● PROBLEM REQUIREMENTS: Show every line in the entries below where the word "della" appears.
----------
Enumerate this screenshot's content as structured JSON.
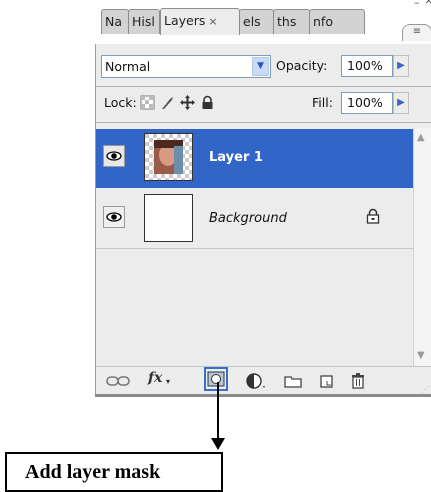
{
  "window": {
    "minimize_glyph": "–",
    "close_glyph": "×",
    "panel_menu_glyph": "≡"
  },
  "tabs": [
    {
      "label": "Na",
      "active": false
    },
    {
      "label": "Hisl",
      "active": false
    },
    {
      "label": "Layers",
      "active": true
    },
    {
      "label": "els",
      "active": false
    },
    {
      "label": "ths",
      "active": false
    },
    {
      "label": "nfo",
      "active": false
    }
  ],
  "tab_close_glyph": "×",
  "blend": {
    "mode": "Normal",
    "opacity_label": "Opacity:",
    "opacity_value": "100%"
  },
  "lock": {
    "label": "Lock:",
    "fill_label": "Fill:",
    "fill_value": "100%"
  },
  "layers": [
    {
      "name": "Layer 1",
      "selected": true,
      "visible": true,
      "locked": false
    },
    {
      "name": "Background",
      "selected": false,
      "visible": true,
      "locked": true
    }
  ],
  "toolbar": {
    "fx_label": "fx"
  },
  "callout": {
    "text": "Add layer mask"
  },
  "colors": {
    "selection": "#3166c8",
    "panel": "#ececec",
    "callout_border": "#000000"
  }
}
----------
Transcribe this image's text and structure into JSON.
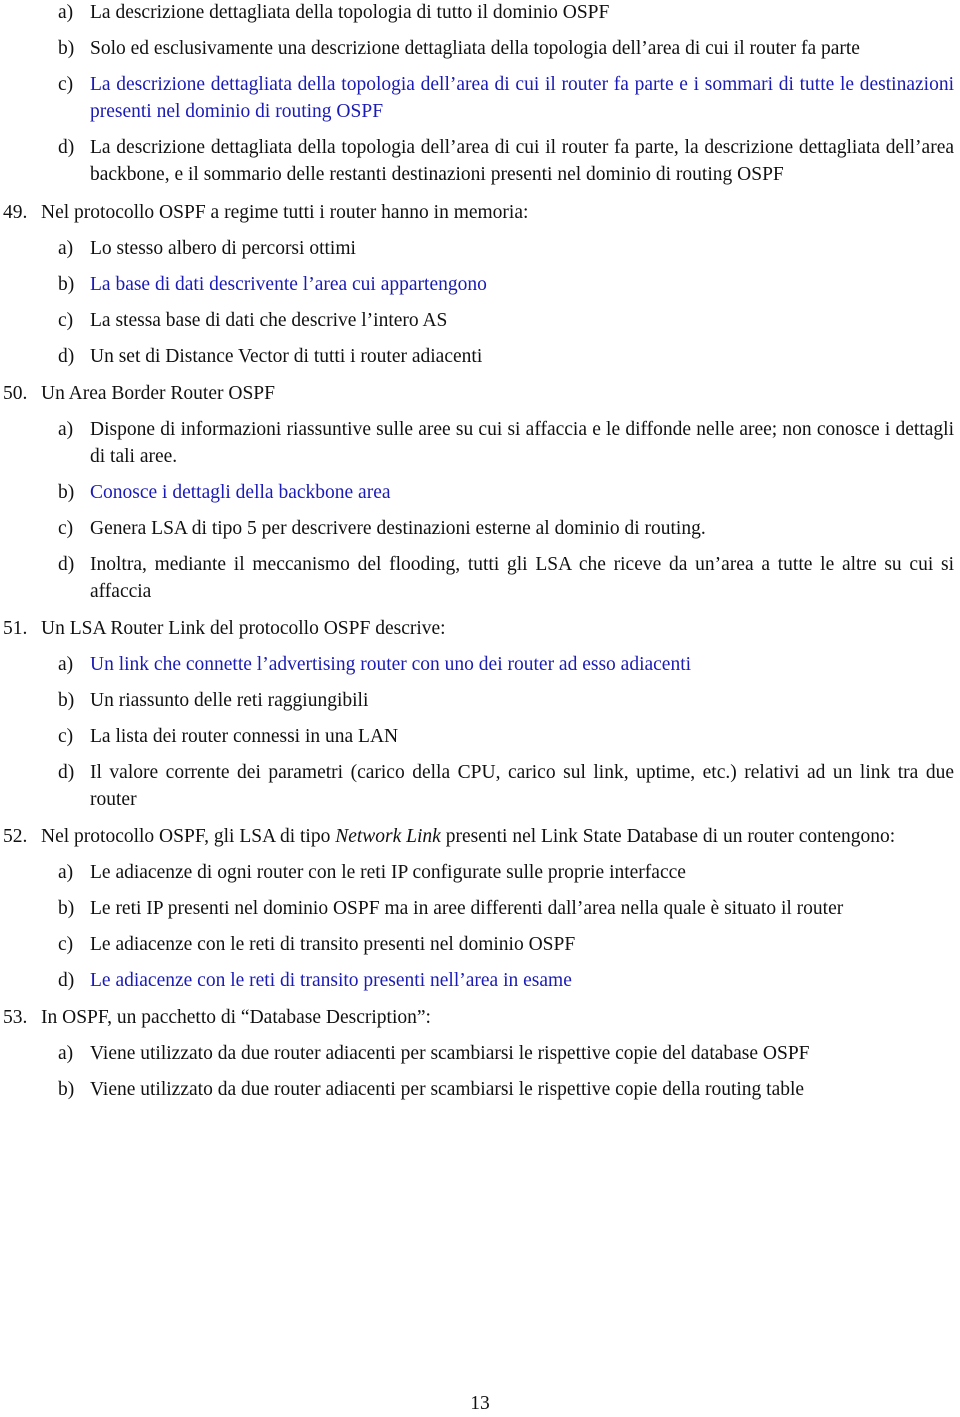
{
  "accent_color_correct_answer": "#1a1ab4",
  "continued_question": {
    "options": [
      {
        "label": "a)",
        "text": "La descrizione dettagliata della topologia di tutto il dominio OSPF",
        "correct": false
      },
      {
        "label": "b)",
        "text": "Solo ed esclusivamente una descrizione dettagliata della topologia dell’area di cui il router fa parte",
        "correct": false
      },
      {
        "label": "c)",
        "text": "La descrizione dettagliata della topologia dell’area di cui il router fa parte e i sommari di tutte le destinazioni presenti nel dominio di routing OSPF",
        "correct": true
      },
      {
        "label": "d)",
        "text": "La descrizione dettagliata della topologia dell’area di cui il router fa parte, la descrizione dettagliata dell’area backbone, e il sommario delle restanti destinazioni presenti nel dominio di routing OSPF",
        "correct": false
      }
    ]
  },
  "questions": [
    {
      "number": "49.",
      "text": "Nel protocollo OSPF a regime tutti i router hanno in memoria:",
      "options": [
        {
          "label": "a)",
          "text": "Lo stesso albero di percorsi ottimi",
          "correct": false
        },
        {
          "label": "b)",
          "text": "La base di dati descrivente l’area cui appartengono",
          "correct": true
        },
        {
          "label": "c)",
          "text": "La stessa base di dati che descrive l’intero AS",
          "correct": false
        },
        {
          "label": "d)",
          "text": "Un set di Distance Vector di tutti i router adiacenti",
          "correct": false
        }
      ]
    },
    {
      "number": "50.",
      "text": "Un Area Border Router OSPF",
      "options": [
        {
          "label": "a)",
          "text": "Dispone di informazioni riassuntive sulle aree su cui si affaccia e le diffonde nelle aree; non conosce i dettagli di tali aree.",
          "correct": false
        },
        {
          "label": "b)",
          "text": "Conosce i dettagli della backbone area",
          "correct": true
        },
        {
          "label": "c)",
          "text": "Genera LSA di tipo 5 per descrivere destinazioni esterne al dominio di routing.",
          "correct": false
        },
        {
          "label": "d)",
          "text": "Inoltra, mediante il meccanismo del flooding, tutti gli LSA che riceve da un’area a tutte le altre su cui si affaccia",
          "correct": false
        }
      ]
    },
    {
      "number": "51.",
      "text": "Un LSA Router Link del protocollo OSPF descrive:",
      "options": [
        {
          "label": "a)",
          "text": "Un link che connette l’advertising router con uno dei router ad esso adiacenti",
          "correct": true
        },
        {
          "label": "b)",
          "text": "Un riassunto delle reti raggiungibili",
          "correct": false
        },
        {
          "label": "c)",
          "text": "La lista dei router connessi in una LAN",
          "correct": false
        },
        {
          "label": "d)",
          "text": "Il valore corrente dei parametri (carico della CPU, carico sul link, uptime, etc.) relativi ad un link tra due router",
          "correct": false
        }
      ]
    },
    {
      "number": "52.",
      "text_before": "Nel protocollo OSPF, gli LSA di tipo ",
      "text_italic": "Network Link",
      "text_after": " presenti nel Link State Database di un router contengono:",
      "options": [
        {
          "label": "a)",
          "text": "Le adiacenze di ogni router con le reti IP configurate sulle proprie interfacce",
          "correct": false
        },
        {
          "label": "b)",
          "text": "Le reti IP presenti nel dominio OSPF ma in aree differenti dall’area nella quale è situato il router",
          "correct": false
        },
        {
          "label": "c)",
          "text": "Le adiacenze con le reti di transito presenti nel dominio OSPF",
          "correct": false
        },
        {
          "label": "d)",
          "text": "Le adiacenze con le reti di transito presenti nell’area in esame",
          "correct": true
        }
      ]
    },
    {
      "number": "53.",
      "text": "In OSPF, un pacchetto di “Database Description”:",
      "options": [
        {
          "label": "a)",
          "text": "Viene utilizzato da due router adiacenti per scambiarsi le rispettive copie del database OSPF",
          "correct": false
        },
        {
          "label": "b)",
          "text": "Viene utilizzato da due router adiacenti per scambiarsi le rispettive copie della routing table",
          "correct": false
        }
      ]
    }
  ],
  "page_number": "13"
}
----------
● TASK RESPONSE:
        "text": "La descrizione dettagliata della topologia di tutto il dominio OSPF",
        "text": "Solo ed esclusivamente una descrizione dettagliata della topologia dell’area di cui il router fa parte",
        "text": "La descrizione dettagliata della topologia dell’area di cui il router fa parte e i sommari di tutte le destinazioni presenti nel dominio di routing OSPF",
        "text": "La descrizione dettagliata della topologia dell’area di cui il router fa parte, la descrizione dettagliata dell’area backbone, e il sommario delle restanti destinazioni presenti nel dominio di routing OSPF",
          "text": "Conosce i dettagli della backbone area",
          "text": "Il valore corrente dei parametri (carico della CPU, carico sul link, uptime, etc.) relativi ad un link tra due router",
          "text": "Viene utilizzato da due router adiacenti per scambiarsi le rispettive copie della routing table",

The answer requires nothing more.